GOAL >> The listing below is to be output in its exact form.

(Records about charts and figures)
• • • • •
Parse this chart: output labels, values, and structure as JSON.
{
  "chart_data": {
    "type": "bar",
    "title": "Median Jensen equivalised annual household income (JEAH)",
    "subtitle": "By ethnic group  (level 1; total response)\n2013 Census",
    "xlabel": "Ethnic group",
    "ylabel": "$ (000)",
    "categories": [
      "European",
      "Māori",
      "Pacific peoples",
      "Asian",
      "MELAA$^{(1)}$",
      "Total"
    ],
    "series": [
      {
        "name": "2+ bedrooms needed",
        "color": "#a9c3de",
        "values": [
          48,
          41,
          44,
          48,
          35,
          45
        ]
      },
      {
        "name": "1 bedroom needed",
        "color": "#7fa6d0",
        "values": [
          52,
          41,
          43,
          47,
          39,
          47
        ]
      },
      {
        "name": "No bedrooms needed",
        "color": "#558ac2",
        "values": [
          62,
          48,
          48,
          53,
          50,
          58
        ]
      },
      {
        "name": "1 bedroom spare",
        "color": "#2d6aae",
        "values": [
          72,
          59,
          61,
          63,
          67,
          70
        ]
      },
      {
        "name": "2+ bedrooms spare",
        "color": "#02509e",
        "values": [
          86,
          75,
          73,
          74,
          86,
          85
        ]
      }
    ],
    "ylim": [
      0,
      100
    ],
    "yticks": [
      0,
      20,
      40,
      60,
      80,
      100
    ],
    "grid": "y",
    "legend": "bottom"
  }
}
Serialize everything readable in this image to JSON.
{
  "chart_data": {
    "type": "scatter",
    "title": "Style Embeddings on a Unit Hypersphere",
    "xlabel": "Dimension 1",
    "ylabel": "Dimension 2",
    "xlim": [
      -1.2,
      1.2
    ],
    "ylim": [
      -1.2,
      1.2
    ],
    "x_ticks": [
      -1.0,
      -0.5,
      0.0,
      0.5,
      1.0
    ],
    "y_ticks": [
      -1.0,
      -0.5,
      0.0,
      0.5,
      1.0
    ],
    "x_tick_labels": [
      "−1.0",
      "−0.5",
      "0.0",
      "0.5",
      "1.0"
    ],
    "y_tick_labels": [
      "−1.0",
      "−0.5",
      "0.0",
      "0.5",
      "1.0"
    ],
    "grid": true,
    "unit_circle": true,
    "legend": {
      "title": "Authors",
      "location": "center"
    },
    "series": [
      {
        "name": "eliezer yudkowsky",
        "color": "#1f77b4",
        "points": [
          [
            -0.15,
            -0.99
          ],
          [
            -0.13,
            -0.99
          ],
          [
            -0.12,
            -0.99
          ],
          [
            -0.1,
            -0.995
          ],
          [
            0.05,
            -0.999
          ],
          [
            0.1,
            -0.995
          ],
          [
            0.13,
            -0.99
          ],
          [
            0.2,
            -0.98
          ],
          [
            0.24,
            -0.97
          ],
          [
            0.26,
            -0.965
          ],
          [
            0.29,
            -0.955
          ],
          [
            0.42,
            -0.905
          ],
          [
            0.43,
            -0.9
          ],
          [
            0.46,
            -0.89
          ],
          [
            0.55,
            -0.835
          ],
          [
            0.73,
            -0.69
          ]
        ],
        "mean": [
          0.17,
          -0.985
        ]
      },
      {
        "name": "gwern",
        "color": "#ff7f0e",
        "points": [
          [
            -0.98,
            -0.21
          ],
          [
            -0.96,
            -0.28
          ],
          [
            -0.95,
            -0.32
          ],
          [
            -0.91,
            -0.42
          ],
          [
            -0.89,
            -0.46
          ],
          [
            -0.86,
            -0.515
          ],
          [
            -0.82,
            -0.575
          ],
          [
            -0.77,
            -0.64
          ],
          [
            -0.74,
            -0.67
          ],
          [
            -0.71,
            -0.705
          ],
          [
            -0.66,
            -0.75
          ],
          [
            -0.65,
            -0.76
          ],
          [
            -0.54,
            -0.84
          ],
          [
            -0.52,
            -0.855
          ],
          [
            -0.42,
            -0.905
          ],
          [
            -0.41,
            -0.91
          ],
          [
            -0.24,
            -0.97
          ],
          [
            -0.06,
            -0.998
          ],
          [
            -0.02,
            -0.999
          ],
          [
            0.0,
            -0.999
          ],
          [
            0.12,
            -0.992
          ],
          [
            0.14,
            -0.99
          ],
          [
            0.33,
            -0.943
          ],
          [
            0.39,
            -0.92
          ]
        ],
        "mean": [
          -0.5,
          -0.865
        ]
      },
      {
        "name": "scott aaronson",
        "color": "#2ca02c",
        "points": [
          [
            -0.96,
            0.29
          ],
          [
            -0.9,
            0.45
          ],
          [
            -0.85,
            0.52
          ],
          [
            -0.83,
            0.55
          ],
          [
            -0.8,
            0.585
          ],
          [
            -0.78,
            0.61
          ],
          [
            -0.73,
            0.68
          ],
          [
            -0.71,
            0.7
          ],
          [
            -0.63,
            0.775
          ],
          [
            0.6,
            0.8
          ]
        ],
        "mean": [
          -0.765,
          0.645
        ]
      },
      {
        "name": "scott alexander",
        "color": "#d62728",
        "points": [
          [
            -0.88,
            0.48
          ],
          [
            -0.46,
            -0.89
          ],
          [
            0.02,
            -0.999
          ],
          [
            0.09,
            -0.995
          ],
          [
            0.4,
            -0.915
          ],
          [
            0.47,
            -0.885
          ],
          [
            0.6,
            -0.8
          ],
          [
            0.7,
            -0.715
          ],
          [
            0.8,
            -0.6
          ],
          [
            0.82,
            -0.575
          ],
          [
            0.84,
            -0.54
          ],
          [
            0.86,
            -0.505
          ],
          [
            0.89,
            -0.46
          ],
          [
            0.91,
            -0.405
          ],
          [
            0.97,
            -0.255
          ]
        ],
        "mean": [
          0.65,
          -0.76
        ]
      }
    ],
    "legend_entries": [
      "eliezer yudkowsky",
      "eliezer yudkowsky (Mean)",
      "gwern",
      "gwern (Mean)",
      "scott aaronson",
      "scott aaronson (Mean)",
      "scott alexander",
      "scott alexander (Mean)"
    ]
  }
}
• • • • •
EXERCISE ANSWER >>
Parse this chart: output labels, values, and structure as JSON.
{
  "chart_data": {
    "type": "bar",
    "title": "Median Jensen equivalised annual household income (JEAH)",
    "subtitle": "By ethnic group  (level 1; total response)\n2013 Census",
    "xlabel": "Ethnic group",
    "ylabel": "$ (000)",
    "categories": [
      "European",
      "Māori",
      "Pacific peoples",
      "Asian",
      "MELAA$^{(1)}$",
      "Total"
    ],
    "series": [
      {
        "name": "2+ bedrooms needed",
        "color": "#a9c3de",
        "values": [
          48,
          41,
          44,
          48,
          35,
          45
        ]
      },
      {
        "name": "1 bedroom needed",
        "color": "#7fa6d0",
        "values": [
          52,
          41,
          43,
          47,
          39,
          47
        ]
      },
      {
        "name": "No bedrooms needed",
        "color": "#558ac2",
        "values": [
          62,
          48,
          48,
          53,
          50,
          58
        ]
      },
      {
        "name": "1 bedroom spare",
        "color": "#2d6aae",
        "values": [
          72,
          59,
          61,
          63,
          67,
          70
        ]
      },
      {
        "name": "2+ bedrooms spare",
        "color": "#02509e",
        "values": [
          86,
          75,
          73,
          74,
          86,
          85
        ]
      }
    ],
    "ylim": [
      0,
      100
    ],
    "yticks": [
      0,
      20,
      40,
      60,
      80,
      100
    ],
    "grid": "y",
    "legend": "bottom"
  }
}
Serialize everything readable in this image to JSON.
{
  "chart_data": {
    "type": "scatter",
    "title": "Style Embeddings on a Unit Hypersphere",
    "xlabel": "Dimension 1",
    "ylabel": "Dimension 2",
    "xlim": [
      -1.2,
      1.2
    ],
    "ylim": [
      -1.2,
      1.2
    ],
    "x_ticks": [
      -1.0,
      -0.5,
      0.0,
      0.5,
      1.0
    ],
    "y_ticks": [
      -1.0,
      -0.5,
      0.0,
      0.5,
      1.0
    ],
    "x_tick_labels": [
      "−1.0",
      "−0.5",
      "0.0",
      "0.5",
      "1.0"
    ],
    "y_tick_labels": [
      "−1.0",
      "−0.5",
      "0.0",
      "0.5",
      "1.0"
    ],
    "grid": true,
    "unit_circle": true,
    "legend": {
      "title": "Authors",
      "location": "center"
    },
    "series": [
      {
        "name": "eliezer yudkowsky",
        "color": "#1f77b4",
        "points": [
          [
            -0.15,
            -0.99
          ],
          [
            -0.13,
            -0.99
          ],
          [
            -0.12,
            -0.99
          ],
          [
            -0.1,
            -0.995
          ],
          [
            0.05,
            -0.999
          ],
          [
            0.1,
            -0.995
          ],
          [
            0.13,
            -0.99
          ],
          [
            0.2,
            -0.98
          ],
          [
            0.24,
            -0.97
          ],
          [
            0.26,
            -0.965
          ],
          [
            0.29,
            -0.955
          ],
          [
            0.42,
            -0.905
          ],
          [
            0.43,
            -0.9
          ],
          [
            0.46,
            -0.89
          ],
          [
            0.55,
            -0.835
          ],
          [
            0.73,
            -0.69
          ]
        ],
        "mean": [
          0.17,
          -0.985
        ]
      },
      {
        "name": "gwern",
        "color": "#ff7f0e",
        "points": [
          [
            -0.98,
            -0.21
          ],
          [
            -0.96,
            -0.28
          ],
          [
            -0.95,
            -0.32
          ],
          [
            -0.91,
            -0.42
          ],
          [
            -0.89,
            -0.46
          ],
          [
            -0.86,
            -0.515
          ],
          [
            -0.82,
            -0.575
          ],
          [
            -0.77,
            -0.64
          ],
          [
            -0.74,
            -0.67
          ],
          [
            -0.71,
            -0.705
          ],
          [
            -0.66,
            -0.75
          ],
          [
            -0.65,
            -0.76
          ],
          [
            -0.54,
            -0.84
          ],
          [
            -0.52,
            -0.855
          ],
          [
            -0.42,
            -0.905
          ],
          [
            -0.41,
            -0.91
          ],
          [
            -0.24,
            -0.97
          ],
          [
            -0.06,
            -0.998
          ],
          [
            -0.02,
            -0.999
          ],
          [
            0.0,
            -0.999
          ],
          [
            0.12,
            -0.992
          ],
          [
            0.14,
            -0.99
          ],
          [
            0.33,
            -0.943
          ],
          [
            0.39,
            -0.92
          ]
        ],
        "mean": [
          -0.5,
          -0.865
        ]
      },
      {
        "name": "scott aaronson",
        "color": "#2ca02c",
        "points": [
          [
            -0.96,
            0.29
          ],
          [
            -0.9,
            0.45
          ],
          [
            -0.85,
            0.52
          ],
          [
            -0.83,
            0.55
          ],
          [
            -0.8,
            0.585
          ],
          [
            -0.78,
            0.61
          ],
          [
            -0.73,
            0.68
          ],
          [
            -0.71,
            0.7
          ],
          [
            -0.63,
            0.775
          ],
          [
            0.6,
            0.8
          ]
        ],
        "mean": [
          -0.765,
          0.645
        ]
      },
      {
        "name": "scott alexander",
        "color": "#d62728",
        "points": [
          [
            -0.88,
            0.48
          ],
          [
            -0.46,
            -0.89
          ],
          [
            0.02,
            -0.999
          ],
          [
            0.09,
            -0.995
          ],
          [
            0.4,
            -0.915
          ],
          [
            0.47,
            -0.885
          ],
          [
            0.6,
            -0.8
          ],
          [
            0.7,
            -0.715
          ],
          [
            0.8,
            -0.6
          ],
          [
            0.82,
            -0.575
          ],
          [
            0.84,
            -0.54
          ],
          [
            0.86,
            -0.505
          ],
          [
            0.89,
            -0.46
          ],
          [
            0.91,
            -0.405
          ],
          [
            0.97,
            -0.255
          ]
        ],
        "mean": [
          0.65,
          -0.76
        ]
      }
    ],
    "legend_entries": [
      "eliezer yudkowsky",
      "eliezer yudkowsky (Mean)",
      "gwern",
      "gwern (Mean)",
      "scott aaronson",
      "scott aaronson (Mean)",
      "scott alexander",
      "scott alexander (Mean)"
    ]
  }
}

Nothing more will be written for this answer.